AIM: Please copy all the lines that follow, word for word.

ENTRIES SUPPLIED:
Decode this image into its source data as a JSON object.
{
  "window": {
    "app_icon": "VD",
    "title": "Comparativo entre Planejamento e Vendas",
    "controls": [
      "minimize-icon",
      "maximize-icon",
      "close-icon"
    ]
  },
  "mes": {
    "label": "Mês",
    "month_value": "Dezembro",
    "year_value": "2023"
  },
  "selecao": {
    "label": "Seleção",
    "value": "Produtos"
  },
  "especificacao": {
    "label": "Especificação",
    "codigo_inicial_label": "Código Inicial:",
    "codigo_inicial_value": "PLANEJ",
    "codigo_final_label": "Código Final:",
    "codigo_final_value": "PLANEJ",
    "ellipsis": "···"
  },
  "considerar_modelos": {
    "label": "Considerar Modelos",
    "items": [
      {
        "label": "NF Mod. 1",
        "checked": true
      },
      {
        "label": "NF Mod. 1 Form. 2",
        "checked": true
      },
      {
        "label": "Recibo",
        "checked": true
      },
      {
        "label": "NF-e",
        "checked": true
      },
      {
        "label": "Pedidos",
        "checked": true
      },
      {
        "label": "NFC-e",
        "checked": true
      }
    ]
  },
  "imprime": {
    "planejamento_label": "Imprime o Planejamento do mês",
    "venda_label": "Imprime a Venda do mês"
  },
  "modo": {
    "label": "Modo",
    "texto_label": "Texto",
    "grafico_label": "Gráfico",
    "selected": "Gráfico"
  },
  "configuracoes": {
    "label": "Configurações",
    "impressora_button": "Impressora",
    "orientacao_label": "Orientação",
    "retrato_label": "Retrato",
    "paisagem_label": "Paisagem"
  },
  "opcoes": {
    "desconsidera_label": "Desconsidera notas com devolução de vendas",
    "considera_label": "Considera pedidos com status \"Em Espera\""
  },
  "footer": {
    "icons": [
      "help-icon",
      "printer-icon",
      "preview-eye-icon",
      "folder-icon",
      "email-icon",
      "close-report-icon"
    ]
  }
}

FINISHED ANSWER:
Decode this image into its source data as a JSON object.
{
  "window": {
    "app_icon": "VD",
    "title": "Comparativo entre Planejamento e Vendas",
    "controls": [
      "minimize-icon",
      "maximize-icon",
      "close-icon"
    ]
  },
  "mes": {
    "label": "Mês",
    "month_value": "Dezembro",
    "year_value": "2023"
  },
  "selecao": {
    "label": "Seleção",
    "value": "Produtos"
  },
  "especificacao": {
    "label": "Especificação",
    "codigo_inicial_label": "Código Inicial:",
    "codigo_inicial_value": "PLANEJ",
    "codigo_final_label": "Código Final:",
    "codigo_final_value": "PLANEJ",
    "ellipsis": "···"
  },
  "considerar_modelos": {
    "label": "Considerar Modelos",
    "items": [
      {
        "label": "NF Mod. 1",
        "checked": true
      },
      {
        "label": "NF Mod. 1 Form. 2",
        "checked": true
      },
      {
        "label": "Recibo",
        "checked": true
      },
      {
        "label": "NF-e",
        "checked": true
      },
      {
        "label": "Pedidos",
        "checked": true
      },
      {
        "label": "NFC-e",
        "checked": true
      }
    ]
  },
  "imprime": {
    "planejamento_label": "Imprime o Planejamento do mês",
    "venda_label": "Imprime a Venda do mês"
  },
  "modo": {
    "label": "Modo",
    "texto_label": "Texto",
    "grafico_label": "Gráfico",
    "selected": "Gráfico"
  },
  "configuracoes": {
    "label": "Configurações",
    "impressora_button": "Impressora",
    "orientacao_label": "Orientação",
    "retrato_label": "Retrato",
    "paisagem_label": "Paisagem"
  },
  "opcoes": {
    "desconsidera_label": "Desconsidera notas com devolução de vendas",
    "considera_label": "Considera pedidos com status \"Em Espera\""
  },
  "footer": {
    "icons": [
      "help-icon",
      "printer-icon",
      "preview-eye-icon",
      "folder-icon",
      "email-icon",
      "close-report-icon"
    ]
  }
}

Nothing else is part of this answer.